[GOAL OF THE EXERCISE]
Word for word, restate every line of the listing that follows.

(Saved data entries)
** BEGIN **

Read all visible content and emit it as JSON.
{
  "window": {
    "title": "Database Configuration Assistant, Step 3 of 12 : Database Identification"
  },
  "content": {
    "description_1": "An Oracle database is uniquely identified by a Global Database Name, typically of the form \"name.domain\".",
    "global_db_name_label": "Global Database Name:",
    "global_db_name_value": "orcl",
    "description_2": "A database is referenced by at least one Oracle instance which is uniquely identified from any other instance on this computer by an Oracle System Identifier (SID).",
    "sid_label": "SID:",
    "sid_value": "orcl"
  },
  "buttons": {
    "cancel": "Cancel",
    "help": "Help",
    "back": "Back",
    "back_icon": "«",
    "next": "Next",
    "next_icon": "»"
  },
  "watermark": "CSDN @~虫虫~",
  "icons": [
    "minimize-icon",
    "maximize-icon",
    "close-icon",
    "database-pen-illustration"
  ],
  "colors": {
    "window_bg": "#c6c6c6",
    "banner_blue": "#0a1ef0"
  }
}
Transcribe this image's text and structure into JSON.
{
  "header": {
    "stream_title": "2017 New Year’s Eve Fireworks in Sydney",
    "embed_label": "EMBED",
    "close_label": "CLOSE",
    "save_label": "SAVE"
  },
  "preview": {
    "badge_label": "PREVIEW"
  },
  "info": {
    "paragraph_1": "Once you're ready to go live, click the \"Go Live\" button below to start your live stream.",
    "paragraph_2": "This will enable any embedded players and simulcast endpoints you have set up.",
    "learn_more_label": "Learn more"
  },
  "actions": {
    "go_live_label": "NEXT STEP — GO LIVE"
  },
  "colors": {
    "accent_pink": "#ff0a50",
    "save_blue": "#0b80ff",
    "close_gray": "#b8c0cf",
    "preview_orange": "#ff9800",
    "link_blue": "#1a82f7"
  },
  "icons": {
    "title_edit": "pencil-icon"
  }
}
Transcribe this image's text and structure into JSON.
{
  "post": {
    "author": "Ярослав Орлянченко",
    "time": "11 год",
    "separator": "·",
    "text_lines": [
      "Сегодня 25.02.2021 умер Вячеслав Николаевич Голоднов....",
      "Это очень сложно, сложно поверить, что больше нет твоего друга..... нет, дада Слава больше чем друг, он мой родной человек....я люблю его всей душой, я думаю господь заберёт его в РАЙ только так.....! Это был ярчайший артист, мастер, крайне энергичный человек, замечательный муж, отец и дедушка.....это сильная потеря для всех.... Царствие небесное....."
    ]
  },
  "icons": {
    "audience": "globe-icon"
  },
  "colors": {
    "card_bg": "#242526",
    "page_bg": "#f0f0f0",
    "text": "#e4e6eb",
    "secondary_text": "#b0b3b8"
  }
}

** END **

[SOLUTION BELOW]
Read all visible content and emit it as JSON.
{
  "window": {
    "title": "Database Configuration Assistant, Step 3 of 12 : Database Identification"
  },
  "content": {
    "description_1": "An Oracle database is uniquely identified by a Global Database Name, typically of the form \"name.domain\".",
    "global_db_name_label": "Global Database Name:",
    "global_db_name_value": "orcl",
    "description_2": "A database is referenced by at least one Oracle instance which is uniquely identified from any other instance on this computer by an Oracle System Identifier (SID).",
    "sid_label": "SID:",
    "sid_value": "orcl"
  },
  "buttons": {
    "cancel": "Cancel",
    "help": "Help",
    "back": "Back",
    "back_icon": "«",
    "next": "Next",
    "next_icon": "»"
  },
  "watermark": "CSDN @~虫虫~",
  "icons": [
    "minimize-icon",
    "maximize-icon",
    "close-icon",
    "database-pen-illustration"
  ],
  "colors": {
    "window_bg": "#c6c6c6",
    "banner_blue": "#0a1ef0"
  }
}
Transcribe this image's text and structure into JSON.
{
  "header": {
    "stream_title": "2017 New Year’s Eve Fireworks in Sydney",
    "embed_label": "EMBED",
    "close_label": "CLOSE",
    "save_label": "SAVE"
  },
  "preview": {
    "badge_label": "PREVIEW"
  },
  "info": {
    "paragraph_1": "Once you're ready to go live, click the \"Go Live\" button below to start your live stream.",
    "paragraph_2": "This will enable any embedded players and simulcast endpoints you have set up.",
    "learn_more_label": "Learn more"
  },
  "actions": {
    "go_live_label": "NEXT STEP — GO LIVE"
  },
  "colors": {
    "accent_pink": "#ff0a50",
    "save_blue": "#0b80ff",
    "close_gray": "#b8c0cf",
    "preview_orange": "#ff9800",
    "link_blue": "#1a82f7"
  },
  "icons": {
    "title_edit": "pencil-icon"
  }
}
Transcribe this image's text and structure into JSON.
{
  "post": {
    "author": "Ярослав Орлянченко",
    "time": "11 год",
    "separator": "·",
    "text_lines": [
      "Сегодня 25.02.2021 умер Вячеслав Николаевич Голоднов....",
      "Это очень сложно, сложно поверить, что больше нет твоего друга..... нет, дада Слава больше чем друг, он мой родной человек....я люблю его всей душой, я думаю господь заберёт его в РАЙ только так.....! Это был ярчайший артист, мастер, крайне энергичный человек, замечательный муж, отец и дедушка.....это сильная потеря для всех.... Царствие небесное....."
    ]
  },
  "icons": {
    "audience": "globe-icon"
  },
  "colors": {
    "card_bg": "#242526",
    "page_bg": "#f0f0f0",
    "text": "#e4e6eb",
    "secondary_text": "#b0b3b8"
  }
}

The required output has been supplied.